------ EXTRACT TO READ ------

The main concept of disqualification for occupying a government sponsored profit making position is that the government does not stand in a place wherein it could influence the motives and the decisions of the MLAs and the principle of separation of power is maintained. Recently, 22 Biju Janata Dal members of legislative assembly were exempted from disqualification due to occupying a profit-making position under the state government in Odisha.[3]  MLAs who've been entrusted as heads of ‘special development councils’, ‘district planning committees’, and the ‘Western Odisha Development Council’ will not be disqualified as MLAs, according to the Odisha Offices of Profit (Removal of Disqualifications) Amendment Act[4] passed by the government of Odisha in 2016. However, the number of MLAs holding an office under this act is staggering and may give way to the question whether the doctrine of separation of power is still upheld.

Meaning & Scope Of ‘Office Of Profit’

The notion of Office of Profit arrived in India from the British legal system, where the Act of Settlement, 1701,[5] forbade members of the House of Commons to hold offices of profit under their King, or receiving a pension via the Crown. This was done so that the members can commit to their administrative affairs without being influenced by the Royal family. It is a rudimentary form of Montesquieu’s Doctrine of Separation of Powers, where the power of the Royalty in the House of Commons is kept in check.
 
In India, ‘Office of Profit’ as a concept is given by ‘Article 102(1)(a) and Article 191’ of  the Constitution. “Article 102(1)” disqualifies a person who is chosen as a member of either House of Parliament if the said member occupies an office of profit under the Central or State Government.[6] Some offices have been listed as exceptions by Parliament and thus, occupying those offices won’t amount to disqualification.
‘Article 191(1)(a)’ gives a similar provision for Legislative Assemblies or Councils of the States. It prohibits a member of a State Assembly or Council from holding offices of profit under the Central and State Governments.[7] Thus, certain offices as exceptions have been provided.
A skeleton of this provision in the Constitution of India was provided by ‘the Government of India Act, 1935’, where a person could be disqualified from membership of either Council if they held an office of profit controlled by the Crown in India, except any office proclaimed by Acts of the Federal Legislature that do not disqualify the member from holding such office.[8] A similar provision was made for Provincial Legislative Assemblies under Section 69(1)(a).
‘The Representation of the People Act, 1951’ also disallowed these members from occupying an office of profit, although the term ‘office of profit’ is not used. A person would be disqualified if they are a manager, secretary or a managing agent of a corporation which is not a cooperative society, where the relevant Government holds at least twenty-five percent of the shares.[9]
The Constitution and the Representation of the People Act don’t define what ‘office of profit’ is. It was in Gulab Chand Chordia v. Thakur Narain Singh and others,[10] that certain characteristics of an ‘office of profit’ were defined. It was expressed that the essential characteristics needed for an ‘office of profit’ are:
(i)                 That it requires an appointment by the State,
(ii)              That it involves a salary paid periodically,
(iii)            That the time period of such appointment is limited,
(iv)             That said appointment is terminable,
(v)               That the appointment is neither assignable nor heritable,
(vi)             That the appointee of the office is sui juris.

------ TASK MATERIAL ------

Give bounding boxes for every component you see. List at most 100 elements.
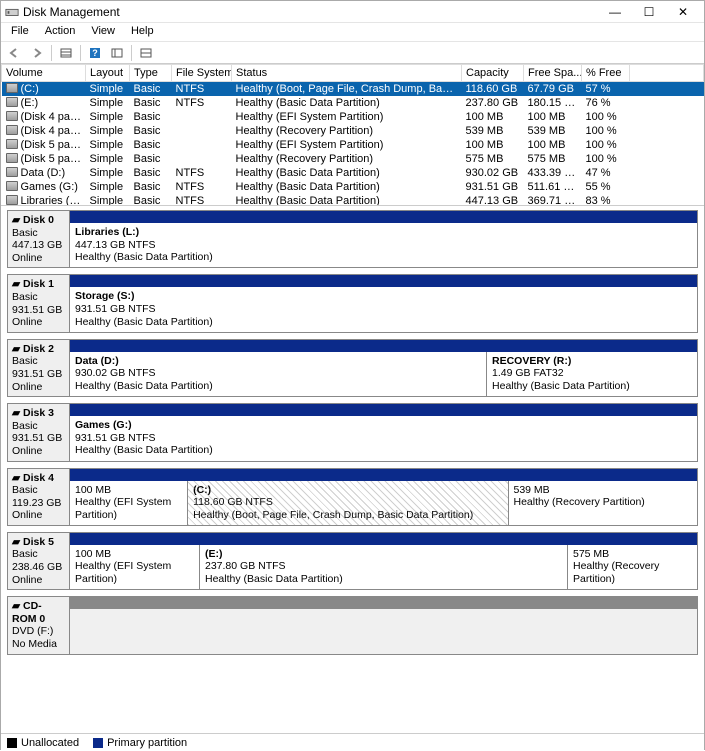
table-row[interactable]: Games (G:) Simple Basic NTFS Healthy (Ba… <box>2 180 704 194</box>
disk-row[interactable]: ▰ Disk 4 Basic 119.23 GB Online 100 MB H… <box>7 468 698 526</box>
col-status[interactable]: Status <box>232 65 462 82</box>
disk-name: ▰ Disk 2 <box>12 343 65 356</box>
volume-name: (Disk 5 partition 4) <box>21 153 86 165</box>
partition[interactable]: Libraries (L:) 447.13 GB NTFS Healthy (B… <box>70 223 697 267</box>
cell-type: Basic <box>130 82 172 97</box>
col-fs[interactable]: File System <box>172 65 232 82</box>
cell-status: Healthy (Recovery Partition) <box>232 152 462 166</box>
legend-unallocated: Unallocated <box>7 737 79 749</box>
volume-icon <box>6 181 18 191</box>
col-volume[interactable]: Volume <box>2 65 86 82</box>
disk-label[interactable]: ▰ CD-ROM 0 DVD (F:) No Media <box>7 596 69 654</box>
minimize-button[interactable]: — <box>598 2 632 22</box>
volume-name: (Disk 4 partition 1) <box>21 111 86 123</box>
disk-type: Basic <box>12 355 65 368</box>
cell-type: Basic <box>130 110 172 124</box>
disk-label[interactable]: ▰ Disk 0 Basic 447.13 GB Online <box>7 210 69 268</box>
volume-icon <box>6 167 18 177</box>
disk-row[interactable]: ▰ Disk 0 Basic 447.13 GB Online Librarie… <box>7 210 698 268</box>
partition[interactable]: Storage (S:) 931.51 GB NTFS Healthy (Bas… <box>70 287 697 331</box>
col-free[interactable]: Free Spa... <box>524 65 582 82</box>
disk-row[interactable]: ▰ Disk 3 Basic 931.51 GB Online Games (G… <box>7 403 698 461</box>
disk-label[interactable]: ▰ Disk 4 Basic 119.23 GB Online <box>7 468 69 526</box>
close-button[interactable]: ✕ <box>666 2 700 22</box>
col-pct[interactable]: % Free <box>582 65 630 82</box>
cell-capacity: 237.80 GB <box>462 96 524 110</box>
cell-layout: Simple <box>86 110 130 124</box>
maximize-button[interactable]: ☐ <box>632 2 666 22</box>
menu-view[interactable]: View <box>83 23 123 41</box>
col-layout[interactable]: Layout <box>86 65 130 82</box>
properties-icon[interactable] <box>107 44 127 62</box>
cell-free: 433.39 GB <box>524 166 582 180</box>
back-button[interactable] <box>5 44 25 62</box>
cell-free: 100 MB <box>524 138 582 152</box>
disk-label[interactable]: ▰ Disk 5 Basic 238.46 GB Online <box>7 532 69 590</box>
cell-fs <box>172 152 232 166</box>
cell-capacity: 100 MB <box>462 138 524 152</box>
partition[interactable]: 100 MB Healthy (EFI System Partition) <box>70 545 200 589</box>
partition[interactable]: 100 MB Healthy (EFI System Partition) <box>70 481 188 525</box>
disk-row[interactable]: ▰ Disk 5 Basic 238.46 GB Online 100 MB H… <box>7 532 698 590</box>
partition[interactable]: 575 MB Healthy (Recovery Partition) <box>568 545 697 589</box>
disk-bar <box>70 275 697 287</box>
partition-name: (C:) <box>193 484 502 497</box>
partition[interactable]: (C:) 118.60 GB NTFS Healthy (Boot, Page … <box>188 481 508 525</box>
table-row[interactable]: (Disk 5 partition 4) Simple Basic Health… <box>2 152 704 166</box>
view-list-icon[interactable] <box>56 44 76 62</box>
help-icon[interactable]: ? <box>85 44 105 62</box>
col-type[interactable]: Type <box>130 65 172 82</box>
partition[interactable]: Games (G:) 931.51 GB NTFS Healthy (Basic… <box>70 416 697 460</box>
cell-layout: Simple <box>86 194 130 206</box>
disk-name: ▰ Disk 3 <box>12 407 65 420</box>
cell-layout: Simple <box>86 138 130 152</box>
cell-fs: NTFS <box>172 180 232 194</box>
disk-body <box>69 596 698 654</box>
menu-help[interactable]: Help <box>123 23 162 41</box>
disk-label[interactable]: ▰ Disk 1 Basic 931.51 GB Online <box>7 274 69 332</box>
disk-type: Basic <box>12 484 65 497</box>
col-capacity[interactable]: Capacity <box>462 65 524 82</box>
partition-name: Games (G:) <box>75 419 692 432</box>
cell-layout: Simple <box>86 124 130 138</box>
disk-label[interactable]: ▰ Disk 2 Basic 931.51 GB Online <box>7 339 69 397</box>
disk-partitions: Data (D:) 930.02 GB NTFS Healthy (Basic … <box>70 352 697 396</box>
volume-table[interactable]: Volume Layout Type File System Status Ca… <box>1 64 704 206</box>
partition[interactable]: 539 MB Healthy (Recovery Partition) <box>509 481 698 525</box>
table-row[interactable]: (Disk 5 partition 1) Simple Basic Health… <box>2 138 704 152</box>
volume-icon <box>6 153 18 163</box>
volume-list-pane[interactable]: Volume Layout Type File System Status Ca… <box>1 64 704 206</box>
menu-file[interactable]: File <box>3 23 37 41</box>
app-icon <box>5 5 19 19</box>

------

:: WRITTEN TASKS ::
**A)** According to the text on office of profit, how many Biju Janata Dal members of the legislative assembly in Odisha were exempted from disqualification?
**B)** Output the rows from the line with "table-row[interactable]: Games (G:)" up to and including the line with "minimize-button[interactable]: — <box>598", with no changes.

:: RESULTS OF THE EXERCISE ::
**A)** 22

**B)**
table-row[interactable]: Games (G:) Simple Basic NTFS Healthy (Ba… <box>2 180 704 194</box>
disk-row[interactable]: ▰ Disk 4 Basic 119.23 GB Online 100 MB H… <box>7 468 698 526</box>
col-status[interactable]: Status <box>232 65 462 82</box>
disk-name: ▰ Disk 2 <box>12 343 65 356</box>
volume-name: (Disk 5 partition 4) <box>21 153 86 165</box>
partition[interactable]: Libraries (L:) 447.13 GB NTFS Healthy (B… <box>70 223 697 267</box>
cell-type: Basic <box>130 82 172 97</box>
col-fs[interactable]: File System <box>172 65 232 82</box>
cell-status: Healthy (Recovery Partition) <box>232 152 462 166</box>
legend-unallocated: Unallocated <box>7 737 79 749</box>
volume-icon <box>6 181 18 191</box>
col-volume[interactable]: Volume <box>2 65 86 82</box>
disk-label[interactable]: ▰ CD-ROM 0 DVD (F:) No Media <box>7 596 69 654</box>
minimize-button[interactable]: — <box>598 2 632 22</box>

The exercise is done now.